__Aim__: Will you give the material below again, every line exactly as it is?

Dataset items
———
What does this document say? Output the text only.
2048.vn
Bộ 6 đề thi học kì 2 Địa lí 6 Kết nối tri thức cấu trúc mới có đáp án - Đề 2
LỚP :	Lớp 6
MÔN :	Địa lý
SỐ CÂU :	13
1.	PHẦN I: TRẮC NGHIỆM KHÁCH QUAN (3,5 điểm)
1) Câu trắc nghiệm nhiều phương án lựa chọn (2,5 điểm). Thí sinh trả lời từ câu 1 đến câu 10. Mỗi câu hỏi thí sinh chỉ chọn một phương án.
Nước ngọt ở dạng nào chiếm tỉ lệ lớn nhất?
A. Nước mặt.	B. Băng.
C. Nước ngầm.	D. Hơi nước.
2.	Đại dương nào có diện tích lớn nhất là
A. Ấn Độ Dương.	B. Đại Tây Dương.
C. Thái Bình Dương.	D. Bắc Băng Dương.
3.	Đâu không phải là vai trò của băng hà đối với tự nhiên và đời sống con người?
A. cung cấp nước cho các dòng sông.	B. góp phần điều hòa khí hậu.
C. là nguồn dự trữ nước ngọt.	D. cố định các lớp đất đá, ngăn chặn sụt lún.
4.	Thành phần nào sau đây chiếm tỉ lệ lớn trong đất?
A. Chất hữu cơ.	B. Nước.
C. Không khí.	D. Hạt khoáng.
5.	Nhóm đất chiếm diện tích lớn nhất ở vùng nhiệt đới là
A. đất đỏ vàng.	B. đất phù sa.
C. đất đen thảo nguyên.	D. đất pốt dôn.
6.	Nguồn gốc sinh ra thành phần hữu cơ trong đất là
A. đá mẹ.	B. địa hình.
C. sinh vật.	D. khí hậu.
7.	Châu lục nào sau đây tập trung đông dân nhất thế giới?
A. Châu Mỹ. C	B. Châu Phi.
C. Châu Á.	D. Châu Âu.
———
__Answer below__:
What does this document say? Output the text only.
2048.vn
Bộ 6 đề thi học kì 2 Địa lí 6 Kết nối tri thức cấu trúc mới có đáp án - Đề 2
LỚP :	Lớp 6
MÔN :	Địa lý
SỐ CÂU :	13
1.	PHẦN I: TRẮC NGHIỆM KHÁCH QUAN (3,5 điểm)
1) Câu trắc nghiệm nhiều phương án lựa chọn (2,5 điểm). Thí sinh trả lời từ câu 1 đến câu 10. Mỗi câu hỏi thí sinh chỉ chọn một phương án.
Nước ngọt ở dạng nào chiếm tỉ lệ lớn nhất?
A. Nước mặt.	B. Băng.
C. Nước ngầm.	D. Hơi nước.
2.	Đại dương nào có diện tích lớn nhất là
A. Ấn Độ Dương.	B. Đại Tây Dương.
C. Thái Bình Dương.	D. Bắc Băng Dương.
3.	Đâu không phải là vai trò của băng hà đối với tự nhiên và đời sống con người?
A. cung cấp nước cho các dòng sông.	B. góp phần điều hòa khí hậu.
C. là nguồn dự trữ nước ngọt.	D. cố định các lớp đất đá, ngăn chặn sụt lún.
4.	Thành phần nào sau đây chiếm tỉ lệ lớn trong đất?
A. Chất hữu cơ.	B. Nước.
C. Không khí.	D. Hạt khoáng.
5.	Nhóm đất chiếm diện tích lớn nhất ở vùng nhiệt đới là
A. đất đỏ vàng.	B. đất phù sa.
C. đất đen thảo nguyên.	D. đất pốt dôn.
6.	Nguồn gốc sinh ra thành phần hữu cơ trong đất là
A. đá mẹ.	B. địa hình.
C. sinh vật.	D. khí hậu.
7.	Châu lục nào sau đây tập trung đông dân nhất thế giới?
A. Châu Mỹ. C	B. Châu Phi.
C. Châu Á.	D. Châu Âu.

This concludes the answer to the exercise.